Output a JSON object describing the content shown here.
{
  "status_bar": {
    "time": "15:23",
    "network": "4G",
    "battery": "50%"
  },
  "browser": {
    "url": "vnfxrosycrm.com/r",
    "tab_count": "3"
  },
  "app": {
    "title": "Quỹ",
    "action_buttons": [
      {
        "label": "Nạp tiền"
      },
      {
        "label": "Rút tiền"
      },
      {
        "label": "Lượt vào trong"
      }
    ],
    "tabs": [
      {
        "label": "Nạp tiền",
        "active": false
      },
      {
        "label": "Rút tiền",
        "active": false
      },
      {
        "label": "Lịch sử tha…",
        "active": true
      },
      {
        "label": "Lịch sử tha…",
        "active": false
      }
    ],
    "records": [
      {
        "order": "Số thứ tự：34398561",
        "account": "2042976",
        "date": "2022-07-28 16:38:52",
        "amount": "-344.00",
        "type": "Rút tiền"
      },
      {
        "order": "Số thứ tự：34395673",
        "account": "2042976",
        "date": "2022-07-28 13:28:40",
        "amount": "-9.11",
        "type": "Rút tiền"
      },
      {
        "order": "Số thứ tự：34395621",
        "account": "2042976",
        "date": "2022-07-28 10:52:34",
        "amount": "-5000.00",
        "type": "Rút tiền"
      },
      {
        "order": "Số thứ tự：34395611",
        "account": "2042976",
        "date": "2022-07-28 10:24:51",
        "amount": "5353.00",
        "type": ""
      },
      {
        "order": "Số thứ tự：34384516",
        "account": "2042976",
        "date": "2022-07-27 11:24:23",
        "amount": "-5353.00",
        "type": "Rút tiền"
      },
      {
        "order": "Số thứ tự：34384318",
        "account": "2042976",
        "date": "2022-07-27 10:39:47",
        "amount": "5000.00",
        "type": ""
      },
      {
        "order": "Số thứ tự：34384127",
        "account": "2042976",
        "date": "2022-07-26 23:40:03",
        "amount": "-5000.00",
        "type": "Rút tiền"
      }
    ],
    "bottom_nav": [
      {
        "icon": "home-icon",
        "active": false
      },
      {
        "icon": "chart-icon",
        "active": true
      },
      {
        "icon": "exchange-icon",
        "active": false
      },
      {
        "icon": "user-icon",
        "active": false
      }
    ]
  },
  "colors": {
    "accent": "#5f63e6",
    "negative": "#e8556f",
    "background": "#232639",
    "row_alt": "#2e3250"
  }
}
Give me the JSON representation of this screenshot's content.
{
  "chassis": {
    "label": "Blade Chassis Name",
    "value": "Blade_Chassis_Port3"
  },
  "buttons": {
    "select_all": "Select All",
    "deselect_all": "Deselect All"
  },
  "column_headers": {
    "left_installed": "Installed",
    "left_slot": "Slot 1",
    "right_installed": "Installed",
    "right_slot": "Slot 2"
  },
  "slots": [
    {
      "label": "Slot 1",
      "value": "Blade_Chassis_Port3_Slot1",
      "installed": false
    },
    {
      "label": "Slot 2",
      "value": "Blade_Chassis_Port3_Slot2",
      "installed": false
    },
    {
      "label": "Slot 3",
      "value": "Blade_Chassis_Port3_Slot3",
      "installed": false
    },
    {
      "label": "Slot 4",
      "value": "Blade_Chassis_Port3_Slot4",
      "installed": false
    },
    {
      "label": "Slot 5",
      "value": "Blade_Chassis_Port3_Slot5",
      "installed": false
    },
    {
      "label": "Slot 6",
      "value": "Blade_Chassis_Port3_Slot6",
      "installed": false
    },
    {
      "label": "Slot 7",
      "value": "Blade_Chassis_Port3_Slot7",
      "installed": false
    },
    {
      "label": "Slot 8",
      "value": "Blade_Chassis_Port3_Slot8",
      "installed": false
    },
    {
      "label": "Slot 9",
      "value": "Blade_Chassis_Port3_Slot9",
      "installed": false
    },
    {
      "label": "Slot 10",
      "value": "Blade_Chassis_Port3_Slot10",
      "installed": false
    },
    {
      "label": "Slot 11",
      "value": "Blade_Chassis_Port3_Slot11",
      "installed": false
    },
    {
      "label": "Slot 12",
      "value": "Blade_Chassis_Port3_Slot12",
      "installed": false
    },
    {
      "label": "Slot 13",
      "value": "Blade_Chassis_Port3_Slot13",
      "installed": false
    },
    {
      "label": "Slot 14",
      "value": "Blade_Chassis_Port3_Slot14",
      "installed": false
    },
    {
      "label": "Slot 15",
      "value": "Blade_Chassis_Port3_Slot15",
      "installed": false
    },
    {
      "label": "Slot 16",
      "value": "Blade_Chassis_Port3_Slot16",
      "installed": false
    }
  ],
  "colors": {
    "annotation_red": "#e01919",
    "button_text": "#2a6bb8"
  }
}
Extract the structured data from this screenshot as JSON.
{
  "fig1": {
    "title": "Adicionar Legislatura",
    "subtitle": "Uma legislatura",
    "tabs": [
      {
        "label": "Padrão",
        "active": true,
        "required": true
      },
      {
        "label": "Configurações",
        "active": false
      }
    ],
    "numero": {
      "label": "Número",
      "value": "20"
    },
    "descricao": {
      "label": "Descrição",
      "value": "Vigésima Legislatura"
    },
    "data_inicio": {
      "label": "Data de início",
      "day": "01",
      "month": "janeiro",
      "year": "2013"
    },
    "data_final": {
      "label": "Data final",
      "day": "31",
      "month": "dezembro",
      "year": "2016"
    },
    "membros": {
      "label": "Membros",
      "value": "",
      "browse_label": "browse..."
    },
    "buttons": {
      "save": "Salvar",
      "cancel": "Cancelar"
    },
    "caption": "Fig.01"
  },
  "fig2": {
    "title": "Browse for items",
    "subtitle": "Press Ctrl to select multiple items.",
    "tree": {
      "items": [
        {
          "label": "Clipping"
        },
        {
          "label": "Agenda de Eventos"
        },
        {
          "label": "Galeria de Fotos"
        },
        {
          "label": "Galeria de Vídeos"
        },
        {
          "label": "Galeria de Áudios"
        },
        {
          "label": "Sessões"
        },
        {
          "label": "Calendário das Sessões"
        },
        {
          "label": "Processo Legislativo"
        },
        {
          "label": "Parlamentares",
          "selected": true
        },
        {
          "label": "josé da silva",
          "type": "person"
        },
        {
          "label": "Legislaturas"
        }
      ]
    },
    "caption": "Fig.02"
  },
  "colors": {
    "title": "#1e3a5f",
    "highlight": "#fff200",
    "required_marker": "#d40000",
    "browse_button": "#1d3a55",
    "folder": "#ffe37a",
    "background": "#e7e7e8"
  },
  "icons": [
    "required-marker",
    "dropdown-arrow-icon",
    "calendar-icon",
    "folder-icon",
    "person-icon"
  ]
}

============================================================

Reproduce the data shown above exactly.

SOLUTION FOR THIS EXERCISE:
Output a JSON object describing the content shown here.
{
  "status_bar": {
    "time": "15:23",
    "network": "4G",
    "battery": "50%"
  },
  "browser": {
    "url": "vnfxrosycrm.com/r",
    "tab_count": "3"
  },
  "app": {
    "title": "Quỹ",
    "action_buttons": [
      {
        "label": "Nạp tiền"
      },
      {
        "label": "Rút tiền"
      },
      {
        "label": "Lượt vào trong"
      }
    ],
    "tabs": [
      {
        "label": "Nạp tiền",
        "active": false
      },
      {
        "label": "Rút tiền",
        "active": false
      },
      {
        "label": "Lịch sử tha…",
        "active": true
      },
      {
        "label": "Lịch sử tha…",
        "active": false
      }
    ],
    "records": [
      {
        "order": "Số thứ tự：34398561",
        "account": "2042976",
        "date": "2022-07-28 16:38:52",
        "amount": "-344.00",
        "type": "Rút tiền"
      },
      {
        "order": "Số thứ tự：34395673",
        "account": "2042976",
        "date": "2022-07-28 13:28:40",
        "amount": "-9.11",
        "type": "Rút tiền"
      },
      {
        "order": "Số thứ tự：34395621",
        "account": "2042976",
        "date": "2022-07-28 10:52:34",
        "amount": "-5000.00",
        "type": "Rút tiền"
      },
      {
        "order": "Số thứ tự：34395611",
        "account": "2042976",
        "date": "2022-07-28 10:24:51",
        "amount": "5353.00",
        "type": ""
      },
      {
        "order": "Số thứ tự：34384516",
        "account": "2042976",
        "date": "2022-07-27 11:24:23",
        "amount": "-5353.00",
        "type": "Rút tiền"
      },
      {
        "order": "Số thứ tự：34384318",
        "account": "2042976",
        "date": "2022-07-27 10:39:47",
        "amount": "5000.00",
        "type": ""
      },
      {
        "order": "Số thứ tự：34384127",
        "account": "2042976",
        "date": "2022-07-26 23:40:03",
        "amount": "-5000.00",
        "type": "Rút tiền"
      }
    ],
    "bottom_nav": [
      {
        "icon": "home-icon",
        "active": false
      },
      {
        "icon": "chart-icon",
        "active": true
      },
      {
        "icon": "exchange-icon",
        "active": false
      },
      {
        "icon": "user-icon",
        "active": false
      }
    ]
  },
  "colors": {
    "accent": "#5f63e6",
    "negative": "#e8556f",
    "background": "#232639",
    "row_alt": "#2e3250"
  }
}
Give me the JSON representation of this screenshot's content.
{
  "chassis": {
    "label": "Blade Chassis Name",
    "value": "Blade_Chassis_Port3"
  },
  "buttons": {
    "select_all": "Select All",
    "deselect_all": "Deselect All"
  },
  "column_headers": {
    "left_installed": "Installed",
    "left_slot": "Slot 1",
    "right_installed": "Installed",
    "right_slot": "Slot 2"
  },
  "slots": [
    {
      "label": "Slot 1",
      "value": "Blade_Chassis_Port3_Slot1",
      "installed": false
    },
    {
      "label": "Slot 2",
      "value": "Blade_Chassis_Port3_Slot2",
      "installed": false
    },
    {
      "label": "Slot 3",
      "value": "Blade_Chassis_Port3_Slot3",
      "installed": false
    },
    {
      "label": "Slot 4",
      "value": "Blade_Chassis_Port3_Slot4",
      "installed": false
    },
    {
      "label": "Slot 5",
      "value": "Blade_Chassis_Port3_Slot5",
      "installed": false
    },
    {
      "label": "Slot 6",
      "value": "Blade_Chassis_Port3_Slot6",
      "installed": false
    },
    {
      "label": "Slot 7",
      "value": "Blade_Chassis_Port3_Slot7",
      "installed": false
    },
    {
      "label": "Slot 8",
      "value": "Blade_Chassis_Port3_Slot8",
      "installed": false
    },
    {
      "label": "Slot 9",
      "value": "Blade_Chassis_Port3_Slot9",
      "installed": false
    },
    {
      "label": "Slot 10",
      "value": "Blade_Chassis_Port3_Slot10",
      "installed": false
    },
    {
      "label": "Slot 11",
      "value": "Blade_Chassis_Port3_Slot11",
      "installed": false
    },
    {
      "label": "Slot 12",
      "value": "Blade_Chassis_Port3_Slot12",
      "installed": false
    },
    {
      "label": "Slot 13",
      "value": "Blade_Chassis_Port3_Slot13",
      "installed": false
    },
    {
      "label": "Slot 14",
      "value": "Blade_Chassis_Port3_Slot14",
      "installed": false
    },
    {
      "label": "Slot 15",
      "value": "Blade_Chassis_Port3_Slot15",
      "installed": false
    },
    {
      "label": "Slot 16",
      "value": "Blade_Chassis_Port3_Slot16",
      "installed": false
    }
  ],
  "colors": {
    "annotation_red": "#e01919",
    "button_text": "#2a6bb8"
  }
}
Extract the structured data from this screenshot as JSON.
{
  "fig1": {
    "title": "Adicionar Legislatura",
    "subtitle": "Uma legislatura",
    "tabs": [
      {
        "label": "Padrão",
        "active": true,
        "required": true
      },
      {
        "label": "Configurações",
        "active": false
      }
    ],
    "numero": {
      "label": "Número",
      "value": "20"
    },
    "descricao": {
      "label": "Descrição",
      "value": "Vigésima Legislatura"
    },
    "data_inicio": {
      "label": "Data de início",
      "day": "01",
      "month": "janeiro",
      "year": "2013"
    },
    "data_final": {
      "label": "Data final",
      "day": "31",
      "month": "dezembro",
      "year": "2016"
    },
    "membros": {
      "label": "Membros",
      "value": "",
      "browse_label": "browse..."
    },
    "buttons": {
      "save": "Salvar",
      "cancel": "Cancelar"
    },
    "caption": "Fig.01"
  },
  "fig2": {
    "title": "Browse for items",
    "subtitle": "Press Ctrl to select multiple items.",
    "tree": {
      "items": [
        {
          "label": "Clipping"
        },
        {
          "label": "Agenda de Eventos"
        },
        {
          "label": "Galeria de Fotos"
        },
        {
          "label": "Galeria de Vídeos"
        },
        {
          "label": "Galeria de Áudios"
        },
        {
          "label": "Sessões"
        },
        {
          "label": "Calendário das Sessões"
        },
        {
          "label": "Processo Legislativo"
        },
        {
          "label": "Parlamentares",
          "selected": true
        },
        {
          "label": "josé da silva",
          "type": "person"
        },
        {
          "label": "Legislaturas"
        }
      ]
    },
    "caption": "Fig.02"
  },
  "colors": {
    "title": "#1e3a5f",
    "highlight": "#fff200",
    "required_marker": "#d40000",
    "browse_button": "#1d3a55",
    "folder": "#ffe37a",
    "background": "#e7e7e8"
  },
  "icons": [
    "required-marker",
    "dropdown-arrow-icon",
    "calendar-icon",
    "folder-icon",
    "person-icon"
  ]
}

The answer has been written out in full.